──────── Page excerpt ────────

# Phase 2: Researching and Planning

## Research Your Chosen Issue: Dive deep into your chosen data scenario. What's the problem or topic you're exploring? Document your findings in Jupyter notebook.
The purpose of this task is to find out what the weather will be for a particular place in Australia. This is important as it allows people to plan their day accordingly; bring a jumper if it's going to be cold, an umbrella if it's going to rain, etc. I feel it's necessary to carry out this analysis as it can provide another viewpoint to what the weather may be; so people can make a more informed guess by looking at this different algorithm which may be more or less accurate than the real weather prediction but then be able to compare it with the current predictions for maximum accuracy. Everyone can benefit and use the info this will create; everyone wants to know how their day will be - from planning an outing to deciding whether or not to bring a jumper to work. But, I have found through research that this is a very hard problem [that has a lot of different aspects to it](https://media.bom.gov.au/social/blog/1696/explainer-how-meteorologists-forecast-the-weather/), but this project will aim to at least give it my best shot and provide another viewpoint to what the weather may be like.

──────── Excerpted data ────────

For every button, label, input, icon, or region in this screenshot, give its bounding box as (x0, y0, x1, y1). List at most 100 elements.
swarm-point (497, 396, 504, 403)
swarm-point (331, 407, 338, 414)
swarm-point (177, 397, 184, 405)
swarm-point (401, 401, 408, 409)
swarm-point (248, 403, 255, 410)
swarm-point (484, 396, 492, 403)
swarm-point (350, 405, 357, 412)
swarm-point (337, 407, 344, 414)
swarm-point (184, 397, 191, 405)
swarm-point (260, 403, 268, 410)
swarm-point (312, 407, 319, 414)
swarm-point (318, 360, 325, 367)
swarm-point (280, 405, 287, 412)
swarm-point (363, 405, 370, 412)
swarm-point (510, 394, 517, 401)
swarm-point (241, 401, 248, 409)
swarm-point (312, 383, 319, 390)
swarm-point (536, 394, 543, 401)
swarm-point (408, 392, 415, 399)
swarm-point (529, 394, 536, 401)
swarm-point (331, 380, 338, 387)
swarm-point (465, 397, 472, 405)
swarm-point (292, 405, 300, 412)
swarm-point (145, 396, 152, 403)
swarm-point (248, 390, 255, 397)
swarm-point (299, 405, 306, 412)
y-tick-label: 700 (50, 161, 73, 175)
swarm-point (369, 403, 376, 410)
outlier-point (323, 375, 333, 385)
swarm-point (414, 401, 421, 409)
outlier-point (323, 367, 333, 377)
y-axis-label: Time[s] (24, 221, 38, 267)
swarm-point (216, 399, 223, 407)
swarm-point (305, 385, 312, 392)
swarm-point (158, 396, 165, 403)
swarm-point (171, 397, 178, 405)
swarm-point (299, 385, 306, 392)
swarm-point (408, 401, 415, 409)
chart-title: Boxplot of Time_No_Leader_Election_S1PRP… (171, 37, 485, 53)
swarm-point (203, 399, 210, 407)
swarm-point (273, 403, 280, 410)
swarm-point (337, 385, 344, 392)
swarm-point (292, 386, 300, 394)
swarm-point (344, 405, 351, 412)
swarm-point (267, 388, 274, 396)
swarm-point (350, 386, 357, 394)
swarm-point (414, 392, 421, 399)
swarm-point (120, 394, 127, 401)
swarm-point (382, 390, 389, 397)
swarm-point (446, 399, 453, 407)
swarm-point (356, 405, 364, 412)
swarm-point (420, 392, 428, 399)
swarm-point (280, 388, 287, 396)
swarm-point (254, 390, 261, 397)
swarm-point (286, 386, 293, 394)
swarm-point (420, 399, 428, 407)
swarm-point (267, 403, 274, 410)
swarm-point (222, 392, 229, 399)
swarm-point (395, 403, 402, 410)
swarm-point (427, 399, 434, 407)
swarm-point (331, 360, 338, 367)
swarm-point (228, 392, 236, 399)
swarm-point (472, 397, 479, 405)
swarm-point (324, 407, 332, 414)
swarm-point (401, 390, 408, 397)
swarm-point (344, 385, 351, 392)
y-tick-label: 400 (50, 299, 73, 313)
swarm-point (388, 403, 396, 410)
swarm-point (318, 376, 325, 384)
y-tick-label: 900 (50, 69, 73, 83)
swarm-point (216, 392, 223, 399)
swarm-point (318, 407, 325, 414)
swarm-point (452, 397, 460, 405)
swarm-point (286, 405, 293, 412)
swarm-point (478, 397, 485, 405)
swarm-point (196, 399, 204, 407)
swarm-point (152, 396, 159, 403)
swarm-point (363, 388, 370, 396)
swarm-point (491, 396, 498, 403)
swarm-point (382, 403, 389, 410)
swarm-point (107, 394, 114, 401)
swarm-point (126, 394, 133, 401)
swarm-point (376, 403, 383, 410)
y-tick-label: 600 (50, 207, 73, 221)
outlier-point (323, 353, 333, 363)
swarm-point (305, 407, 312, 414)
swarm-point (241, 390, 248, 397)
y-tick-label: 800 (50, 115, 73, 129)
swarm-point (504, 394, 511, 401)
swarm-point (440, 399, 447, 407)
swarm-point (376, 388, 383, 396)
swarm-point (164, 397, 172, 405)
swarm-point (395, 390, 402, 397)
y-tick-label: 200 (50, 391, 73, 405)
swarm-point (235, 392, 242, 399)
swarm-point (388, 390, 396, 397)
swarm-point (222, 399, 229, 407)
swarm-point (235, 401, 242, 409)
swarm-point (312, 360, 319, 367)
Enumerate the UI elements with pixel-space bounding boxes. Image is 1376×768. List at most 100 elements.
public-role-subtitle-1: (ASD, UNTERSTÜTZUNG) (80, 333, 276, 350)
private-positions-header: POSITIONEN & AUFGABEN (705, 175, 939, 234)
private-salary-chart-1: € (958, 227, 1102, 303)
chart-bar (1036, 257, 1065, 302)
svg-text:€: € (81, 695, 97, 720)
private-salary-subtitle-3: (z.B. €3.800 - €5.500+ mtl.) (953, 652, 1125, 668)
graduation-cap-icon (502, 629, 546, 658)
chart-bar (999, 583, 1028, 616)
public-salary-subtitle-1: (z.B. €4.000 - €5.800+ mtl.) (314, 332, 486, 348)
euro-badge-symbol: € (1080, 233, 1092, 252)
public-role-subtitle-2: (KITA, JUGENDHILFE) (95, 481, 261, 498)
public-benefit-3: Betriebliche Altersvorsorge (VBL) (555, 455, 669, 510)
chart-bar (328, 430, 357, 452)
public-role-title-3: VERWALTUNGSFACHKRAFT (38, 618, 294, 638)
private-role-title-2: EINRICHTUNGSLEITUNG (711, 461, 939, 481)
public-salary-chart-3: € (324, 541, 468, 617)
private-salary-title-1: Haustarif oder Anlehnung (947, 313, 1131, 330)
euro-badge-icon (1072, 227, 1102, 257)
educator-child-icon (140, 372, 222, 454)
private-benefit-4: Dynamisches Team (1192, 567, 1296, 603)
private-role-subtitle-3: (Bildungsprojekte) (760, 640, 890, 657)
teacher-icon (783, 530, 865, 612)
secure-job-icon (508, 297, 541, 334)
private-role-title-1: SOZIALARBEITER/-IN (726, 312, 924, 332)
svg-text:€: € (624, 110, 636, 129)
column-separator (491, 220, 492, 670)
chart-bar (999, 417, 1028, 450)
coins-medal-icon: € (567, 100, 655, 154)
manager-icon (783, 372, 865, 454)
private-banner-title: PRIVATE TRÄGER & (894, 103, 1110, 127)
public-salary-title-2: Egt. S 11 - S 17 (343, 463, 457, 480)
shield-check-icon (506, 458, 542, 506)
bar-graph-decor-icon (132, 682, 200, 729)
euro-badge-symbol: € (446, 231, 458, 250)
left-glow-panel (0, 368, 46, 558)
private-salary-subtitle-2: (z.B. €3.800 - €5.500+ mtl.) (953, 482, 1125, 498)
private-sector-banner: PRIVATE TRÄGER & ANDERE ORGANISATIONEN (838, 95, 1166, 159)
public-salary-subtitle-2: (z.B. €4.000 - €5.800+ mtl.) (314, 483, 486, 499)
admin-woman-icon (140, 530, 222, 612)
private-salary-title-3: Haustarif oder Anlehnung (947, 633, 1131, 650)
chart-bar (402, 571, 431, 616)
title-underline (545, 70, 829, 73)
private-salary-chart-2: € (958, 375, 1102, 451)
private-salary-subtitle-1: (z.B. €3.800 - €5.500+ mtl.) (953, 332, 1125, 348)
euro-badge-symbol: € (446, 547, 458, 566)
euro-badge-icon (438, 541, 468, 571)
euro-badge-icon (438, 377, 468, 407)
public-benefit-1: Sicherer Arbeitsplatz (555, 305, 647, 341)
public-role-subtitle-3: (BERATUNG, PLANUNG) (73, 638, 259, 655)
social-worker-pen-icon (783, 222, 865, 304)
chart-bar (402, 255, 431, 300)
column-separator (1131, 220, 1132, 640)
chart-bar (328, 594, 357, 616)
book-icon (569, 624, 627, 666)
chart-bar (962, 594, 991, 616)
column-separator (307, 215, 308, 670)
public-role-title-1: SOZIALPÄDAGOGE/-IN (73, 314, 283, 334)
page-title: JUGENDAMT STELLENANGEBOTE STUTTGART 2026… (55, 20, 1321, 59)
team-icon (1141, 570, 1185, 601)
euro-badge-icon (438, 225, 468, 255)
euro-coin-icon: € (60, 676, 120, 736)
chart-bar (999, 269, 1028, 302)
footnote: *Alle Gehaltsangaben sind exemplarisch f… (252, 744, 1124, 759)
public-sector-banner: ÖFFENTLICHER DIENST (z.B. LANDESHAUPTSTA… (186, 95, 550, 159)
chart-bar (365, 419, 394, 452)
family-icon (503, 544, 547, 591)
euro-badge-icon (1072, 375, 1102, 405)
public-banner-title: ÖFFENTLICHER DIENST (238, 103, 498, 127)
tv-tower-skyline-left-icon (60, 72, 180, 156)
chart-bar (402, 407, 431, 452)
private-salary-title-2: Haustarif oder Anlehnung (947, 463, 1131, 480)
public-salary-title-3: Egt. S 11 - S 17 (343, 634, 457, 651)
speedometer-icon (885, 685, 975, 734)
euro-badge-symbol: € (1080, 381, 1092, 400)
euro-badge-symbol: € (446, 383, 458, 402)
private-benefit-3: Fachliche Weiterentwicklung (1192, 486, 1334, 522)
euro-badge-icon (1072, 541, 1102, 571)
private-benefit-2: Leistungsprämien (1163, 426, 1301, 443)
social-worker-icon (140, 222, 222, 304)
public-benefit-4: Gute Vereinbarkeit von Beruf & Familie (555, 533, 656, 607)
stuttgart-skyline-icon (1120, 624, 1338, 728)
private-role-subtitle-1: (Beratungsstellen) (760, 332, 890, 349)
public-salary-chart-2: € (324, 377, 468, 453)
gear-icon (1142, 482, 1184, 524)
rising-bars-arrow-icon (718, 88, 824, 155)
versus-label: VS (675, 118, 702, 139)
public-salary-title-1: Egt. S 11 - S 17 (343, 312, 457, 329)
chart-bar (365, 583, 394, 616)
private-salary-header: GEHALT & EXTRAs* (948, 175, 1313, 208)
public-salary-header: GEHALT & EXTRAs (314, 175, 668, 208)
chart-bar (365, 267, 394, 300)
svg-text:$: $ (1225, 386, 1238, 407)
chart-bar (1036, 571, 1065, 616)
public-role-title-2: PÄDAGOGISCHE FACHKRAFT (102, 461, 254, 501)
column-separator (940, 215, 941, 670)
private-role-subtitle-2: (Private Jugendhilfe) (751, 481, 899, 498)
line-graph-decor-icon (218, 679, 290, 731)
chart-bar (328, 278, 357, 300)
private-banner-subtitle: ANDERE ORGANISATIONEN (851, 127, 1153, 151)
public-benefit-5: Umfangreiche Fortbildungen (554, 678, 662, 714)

────────

In the weather project page, turn the paragraph that begins "The purpose of this task" into a short bulleted list that keeps its main facts.

Solution to this task
- Goal: find out what the weather will be for a particular place in Australia.
- Why it matters: people can plan their day, such as bringing a jumper if it will be cold or an umbrella if it will rain.
- Value of the analysis: it offers another viewpoint on the weather. People can compare it with current predictions for maximum accuracy, even if it is more or less accurate than the real forecast.
- Who benefits: everyone, since everyone wants to know how their day will go, from planning an outing to deciding whether to bring a jumper to work.
- Challenge: research shows weather forecasting is a very hard problem with many different aspects.
- Aim: give it a best shot and provide another viewpoint on what the weather may be like.